Directions for this task:
Scan the data for "sensor" and copy the lines it appears in.

● ● ●

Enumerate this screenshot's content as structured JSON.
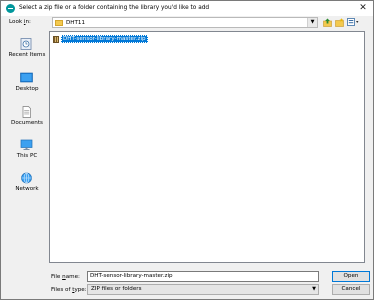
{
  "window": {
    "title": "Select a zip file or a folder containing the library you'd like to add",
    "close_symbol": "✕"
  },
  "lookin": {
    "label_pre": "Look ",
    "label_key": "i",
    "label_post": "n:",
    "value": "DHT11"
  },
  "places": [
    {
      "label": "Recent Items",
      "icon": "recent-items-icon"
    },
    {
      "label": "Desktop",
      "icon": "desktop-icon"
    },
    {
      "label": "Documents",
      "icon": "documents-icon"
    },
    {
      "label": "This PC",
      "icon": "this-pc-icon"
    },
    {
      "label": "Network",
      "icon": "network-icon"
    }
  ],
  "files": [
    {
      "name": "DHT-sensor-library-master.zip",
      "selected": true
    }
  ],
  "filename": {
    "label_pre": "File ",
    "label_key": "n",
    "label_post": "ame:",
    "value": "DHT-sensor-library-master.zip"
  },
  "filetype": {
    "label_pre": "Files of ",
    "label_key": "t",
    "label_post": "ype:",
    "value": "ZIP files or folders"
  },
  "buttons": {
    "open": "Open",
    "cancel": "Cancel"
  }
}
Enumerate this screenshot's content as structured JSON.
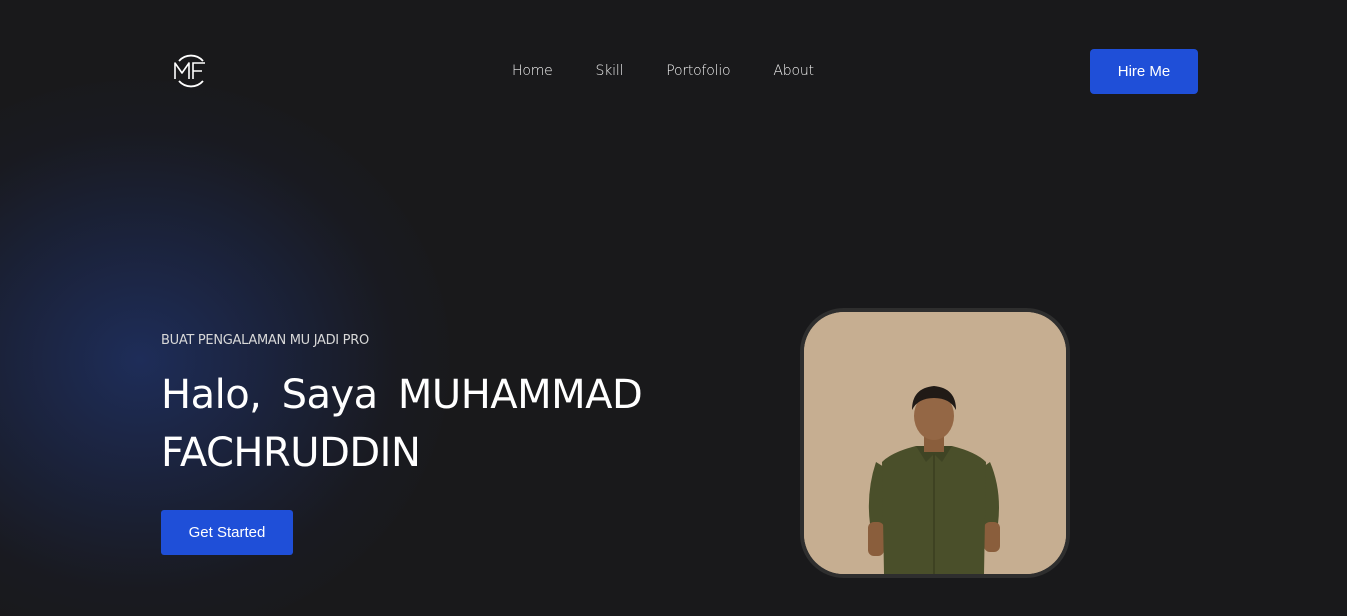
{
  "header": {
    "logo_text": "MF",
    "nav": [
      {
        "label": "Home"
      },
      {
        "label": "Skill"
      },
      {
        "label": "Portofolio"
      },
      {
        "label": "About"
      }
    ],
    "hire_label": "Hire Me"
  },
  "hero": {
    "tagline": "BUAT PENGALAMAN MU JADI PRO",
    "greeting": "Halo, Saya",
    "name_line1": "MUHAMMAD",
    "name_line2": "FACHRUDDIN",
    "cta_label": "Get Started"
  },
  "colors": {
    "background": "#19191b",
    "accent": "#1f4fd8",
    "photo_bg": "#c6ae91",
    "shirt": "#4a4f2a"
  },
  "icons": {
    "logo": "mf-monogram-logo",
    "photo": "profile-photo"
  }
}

● ● ●

Written answer:
      "name": "DHT-sensor-library-master.zip",
    "value": "DHT-sensor-library-master.zip"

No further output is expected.